** Start of ENTRIES SHOWN **

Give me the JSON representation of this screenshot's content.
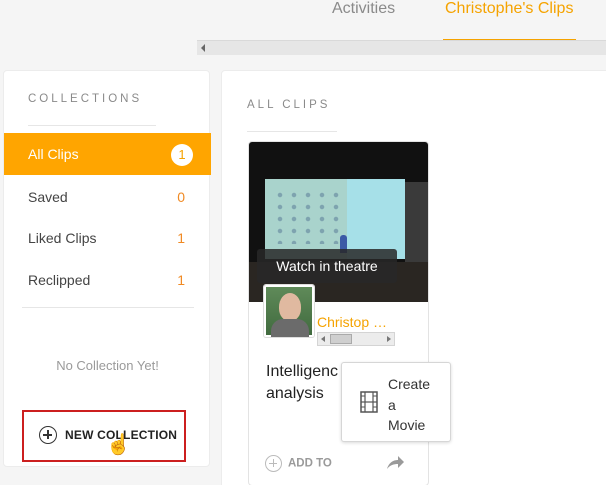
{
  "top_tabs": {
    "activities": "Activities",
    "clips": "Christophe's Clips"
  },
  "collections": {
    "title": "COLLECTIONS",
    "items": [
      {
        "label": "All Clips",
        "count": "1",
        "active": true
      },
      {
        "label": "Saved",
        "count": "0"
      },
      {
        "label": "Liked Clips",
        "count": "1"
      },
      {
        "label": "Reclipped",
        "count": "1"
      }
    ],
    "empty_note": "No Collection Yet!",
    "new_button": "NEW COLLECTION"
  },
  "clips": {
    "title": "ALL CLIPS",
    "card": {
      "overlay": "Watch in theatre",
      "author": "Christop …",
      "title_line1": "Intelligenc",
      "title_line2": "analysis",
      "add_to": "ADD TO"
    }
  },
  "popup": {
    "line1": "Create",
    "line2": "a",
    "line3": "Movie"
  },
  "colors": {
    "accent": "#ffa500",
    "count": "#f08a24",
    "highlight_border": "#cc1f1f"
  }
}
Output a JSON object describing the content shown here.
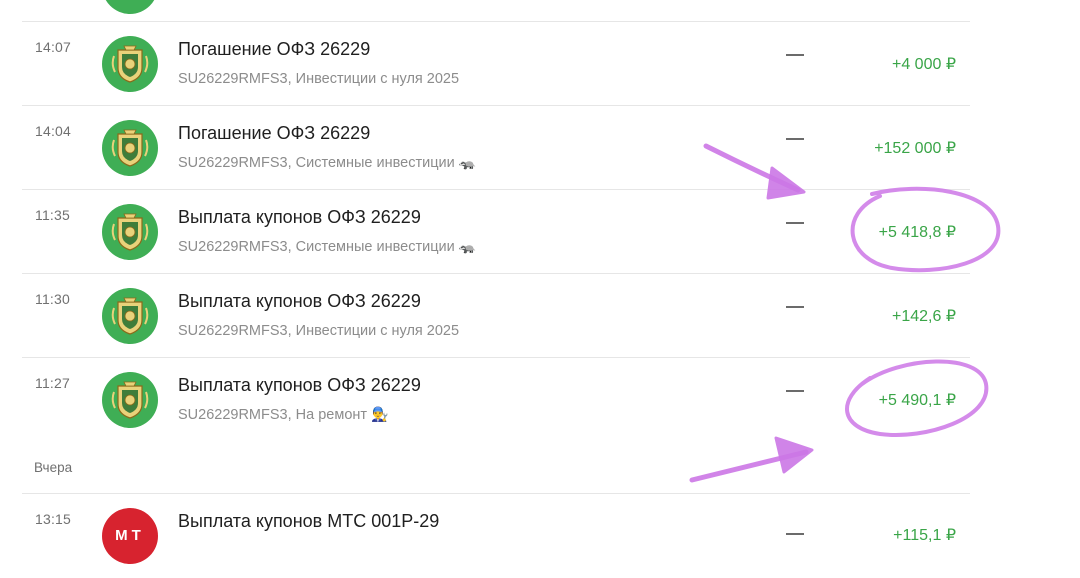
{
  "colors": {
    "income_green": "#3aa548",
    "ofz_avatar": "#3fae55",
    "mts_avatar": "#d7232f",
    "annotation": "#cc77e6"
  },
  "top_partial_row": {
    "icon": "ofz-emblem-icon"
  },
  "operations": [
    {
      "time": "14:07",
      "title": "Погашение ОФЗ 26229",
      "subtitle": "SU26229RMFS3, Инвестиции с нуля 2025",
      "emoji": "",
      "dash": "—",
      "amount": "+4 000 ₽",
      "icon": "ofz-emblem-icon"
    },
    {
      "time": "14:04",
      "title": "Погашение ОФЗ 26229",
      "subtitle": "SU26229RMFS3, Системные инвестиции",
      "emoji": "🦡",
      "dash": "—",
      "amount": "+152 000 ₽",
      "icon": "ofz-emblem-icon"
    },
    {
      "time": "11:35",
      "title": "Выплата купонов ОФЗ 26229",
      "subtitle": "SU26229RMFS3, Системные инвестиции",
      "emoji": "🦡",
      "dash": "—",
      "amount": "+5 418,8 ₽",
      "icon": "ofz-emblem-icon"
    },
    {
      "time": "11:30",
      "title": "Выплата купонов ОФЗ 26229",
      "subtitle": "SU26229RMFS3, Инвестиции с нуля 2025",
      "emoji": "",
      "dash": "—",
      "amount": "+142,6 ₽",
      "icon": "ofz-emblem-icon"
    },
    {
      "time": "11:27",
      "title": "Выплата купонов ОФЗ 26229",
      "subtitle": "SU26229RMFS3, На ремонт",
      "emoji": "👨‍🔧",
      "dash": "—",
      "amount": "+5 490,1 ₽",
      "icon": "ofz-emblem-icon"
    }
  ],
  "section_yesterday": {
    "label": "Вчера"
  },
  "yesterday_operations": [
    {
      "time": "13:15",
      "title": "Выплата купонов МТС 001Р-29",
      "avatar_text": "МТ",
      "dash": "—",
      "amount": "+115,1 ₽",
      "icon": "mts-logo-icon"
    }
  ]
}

** End of ENTRIES SHOWN **

- WHAT IS EXPECTED: Copy each line above precisely, dropping the pictures.

- EXERCISE OUTPUT:
Give me the JSON representation of this screenshot's content.
{
  "top_tabs": {
    "activities": "Activities",
    "clips": "Christophe's Clips"
  },
  "collections": {
    "title": "COLLECTIONS",
    "items": [
      {
        "label": "All Clips",
        "count": "1",
        "active": true
      },
      {
        "label": "Saved",
        "count": "0"
      },
      {
        "label": "Liked Clips",
        "count": "1"
      },
      {
        "label": "Reclipped",
        "count": "1"
      }
    ],
    "empty_note": "No Collection Yet!",
    "new_button": "NEW COLLECTION"
  },
  "clips": {
    "title": "ALL CLIPS",
    "card": {
      "overlay": "Watch in theatre",
      "author": "Christop …",
      "title_line1": "Intelligenc",
      "title_line2": "analysis",
      "add_to": "ADD TO"
    }
  },
  "popup": {
    "line1": "Create",
    "line2": "a",
    "line3": "Movie"
  },
  "colors": {
    "accent": "#ffa500",
    "count": "#f08a24",
    "highlight_border": "#cc1f1f"
  }
}
Output a JSON object describing the content shown here.
{
  "colors": {
    "income_green": "#3aa548",
    "ofz_avatar": "#3fae55",
    "mts_avatar": "#d7232f",
    "annotation": "#cc77e6"
  },
  "top_partial_row": {
    "icon": "ofz-emblem-icon"
  },
  "operations": [
    {
      "time": "14:07",
      "title": "Погашение ОФЗ 26229",
      "subtitle": "SU26229RMFS3, Инвестиции с нуля 2025",
      "emoji": "",
      "dash": "—",
      "amount": "+4 000 ₽",
      "icon": "ofz-emblem-icon"
    },
    {
      "time": "14:04",
      "title": "Погашение ОФЗ 26229",
      "subtitle": "SU26229RMFS3, Системные инвестиции",
      "emoji": "🦡",
      "dash": "—",
      "amount": "+152 000 ₽",
      "icon": "ofz-emblem-icon"
    },
    {
      "time": "11:35",
      "title": "Выплата купонов ОФЗ 26229",
      "subtitle": "SU26229RMFS3, Системные инвестиции",
      "emoji": "🦡",
      "dash": "—",
      "amount": "+5 418,8 ₽",
      "icon": "ofz-emblem-icon"
    },
    {
      "time": "11:30",
      "title": "Выплата купонов ОФЗ 26229",
      "subtitle": "SU26229RMFS3, Инвестиции с нуля 2025",
      "emoji": "",
      "dash": "—",
      "amount": "+142,6 ₽",
      "icon": "ofz-emblem-icon"
    },
    {
      "time": "11:27",
      "title": "Выплата купонов ОФЗ 26229",
      "subtitle": "SU26229RMFS3, На ремонт",
      "emoji": "👨‍🔧",
      "dash": "—",
      "amount": "+5 490,1 ₽",
      "icon": "ofz-emblem-icon"
    }
  ],
  "section_yesterday": {
    "label": "Вчера"
  },
  "yesterday_operations": [
    {
      "time": "13:15",
      "title": "Выплата купонов МТС 001Р-29",
      "avatar_text": "МТ",
      "dash": "—",
      "amount": "+115,1 ₽",
      "icon": "mts-logo-icon"
    }
  ]
}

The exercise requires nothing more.